#### Goal of the exercise:
Print the listing in its entirety and exactly, leaving out images.

------ Provided information ------

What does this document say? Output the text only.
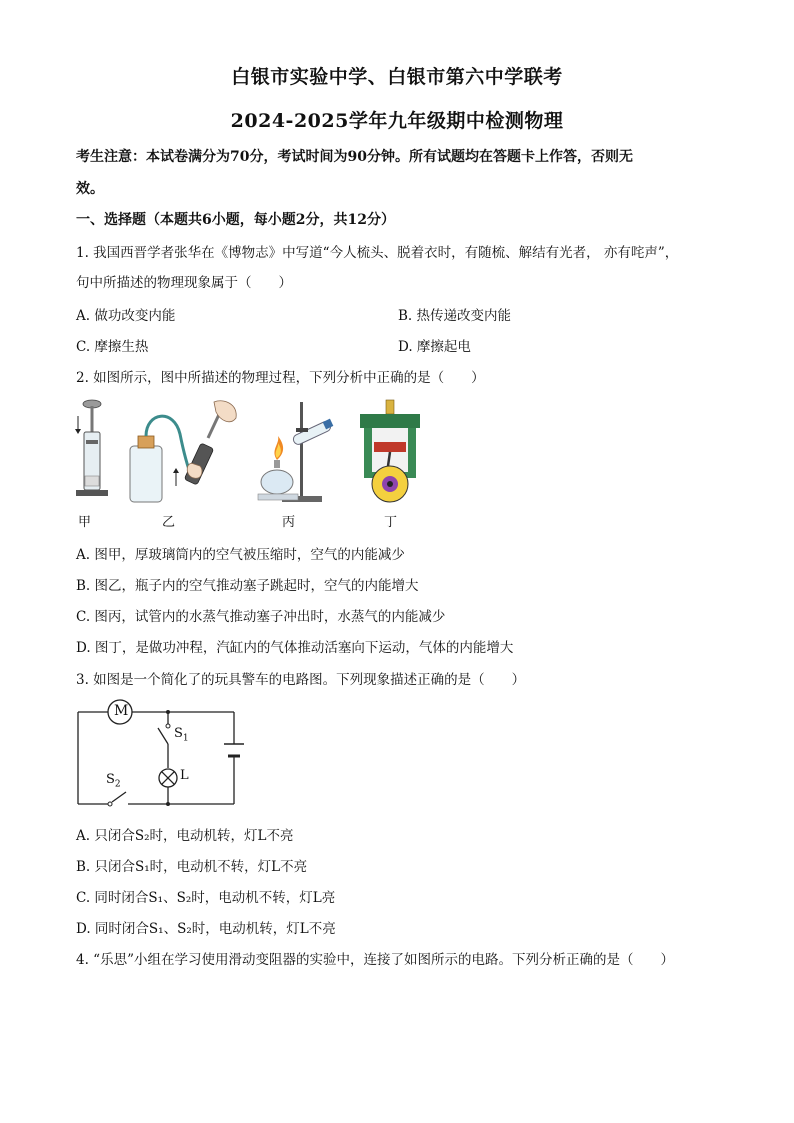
白银市实验中学、白银市第六中学联考
2024-2025学年九年级期中检测物理
考生注意：本试卷满分为70分，考试时间为90分钟。所有试题均在答题卡上作答，否则无
效。
一、选择题（本题共6小题，每小题2分，共12分）
1. 我国西晋学者张华在《博物志》中写道“今人梳头、脱着衣时，有随梳、解结有光者， 亦有咤声”，
句中所描述的物理现象属于（　　）
A. 做功改变内能	B. 热传递改变内能
C. 摩擦生热	D. 摩擦起电
2. 如图所示，图中所描述的物理过程，下列分析中正确的是（　　）
甲	乙	丙	丁
A. 图甲，厚玻璃筒内的空气被压缩时，空气的内能减少
B. 图乙，瓶子内的空气推动塞子跳起时，空气的内能增大
C. 图丙，试管内的水蒸气推动塞子冲出时，水蒸气的内能减少
D. 图丁，是做功冲程，汽缸内的气体推动活塞向下运动，气体的内能增大
3. 如图是一个简化了的玩具警车的电路图。下列现象描述正确的是（　　）
M
$S_1$
L
$S_2$
A. 只闭合S₂时，电动机转，灯L不亮
B. 只闭合S₁时，电动机不转，灯L不亮
C. 同时闭合S₁、S₂时，电动机不转，灯L亮
D. 同时闭合S₁、S₂时，电动机转，灯L不亮
4. “乐思”小组在学习使用滑动变阻器的实验中，连接了如图所示的电路。下列分析正确的是（　　）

------

#### The result:
What does this document say? Output the text only.
白银市实验中学、白银市第六中学联考
2024-2025学年九年级期中检测物理
考生注意：本试卷满分为70分，考试时间为90分钟。所有试题均在答题卡上作答，否则无
效。
一、选择题（本题共6小题，每小题2分，共12分）
1. 我国西晋学者张华在《博物志》中写道“今人梳头、脱着衣时，有随梳、解结有光者， 亦有咤声”，
句中所描述的物理现象属于（　　）
A. 做功改变内能	B. 热传递改变内能
C. 摩擦生热	D. 摩擦起电
2. 如图所示，图中所描述的物理过程，下列分析中正确的是（　　）
甲	乙	丙	丁
A. 图甲，厚玻璃筒内的空气被压缩时，空气的内能减少
B. 图乙，瓶子内的空气推动塞子跳起时，空气的内能增大
C. 图丙，试管内的水蒸气推动塞子冲出时，水蒸气的内能减少
D. 图丁，是做功冲程，汽缸内的气体推动活塞向下运动，气体的内能增大
3. 如图是一个简化了的玩具警车的电路图。下列现象描述正确的是（　　）
M
$S_1$
L
$S_2$
A. 只闭合S₂时，电动机转，灯L不亮
B. 只闭合S₁时，电动机不转，灯L不亮
C. 同时闭合S₁、S₂时，电动机不转，灯L亮
D. 同时闭合S₁、S₂时，电动机转，灯L不亮
4. “乐思”小组在学习使用滑动变阻器的实验中，连接了如图所示的电路。下列分析正确的是（　　）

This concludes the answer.